[INFORMATION GIVEN]
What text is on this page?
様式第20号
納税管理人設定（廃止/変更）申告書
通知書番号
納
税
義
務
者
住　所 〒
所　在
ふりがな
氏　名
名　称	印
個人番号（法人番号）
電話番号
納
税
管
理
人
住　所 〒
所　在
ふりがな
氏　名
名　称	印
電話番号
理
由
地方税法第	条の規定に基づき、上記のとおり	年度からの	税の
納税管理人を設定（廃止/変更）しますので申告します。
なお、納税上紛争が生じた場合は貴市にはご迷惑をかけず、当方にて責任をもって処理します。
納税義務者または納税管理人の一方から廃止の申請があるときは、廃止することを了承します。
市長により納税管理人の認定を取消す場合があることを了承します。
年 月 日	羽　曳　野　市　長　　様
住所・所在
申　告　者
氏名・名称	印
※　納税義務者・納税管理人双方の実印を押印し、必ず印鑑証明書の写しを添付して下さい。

[EXERCISE] Copy out each record, keeping every word as it is.

[SOLUTION FOR THIS TASK]
What text is on this page?
様式第20号
納税管理人設定（廃止/変更）申告書
通知書番号
納
税
義
務
者
住　所 〒
所　在
ふりがな
氏　名
名　称	印
個人番号（法人番号）
電話番号
納
税
管
理
人
住　所 〒
所　在
ふりがな
氏　名
名　称	印
電話番号
理
由
地方税法第	条の規定に基づき、上記のとおり	年度からの	税の
納税管理人を設定（廃止/変更）しますので申告します。
なお、納税上紛争が生じた場合は貴市にはご迷惑をかけず、当方にて責任をもって処理します。
納税義務者または納税管理人の一方から廃止の申請があるときは、廃止することを了承します。
市長により納税管理人の認定を取消す場合があることを了承します。
年 月 日	羽　曳　野　市　長　　様
住所・所在
申　告　者
氏名・名称	印
※　納税義務者・納税管理人双方の実印を押印し、必ず印鑑証明書の写しを添付して下さい。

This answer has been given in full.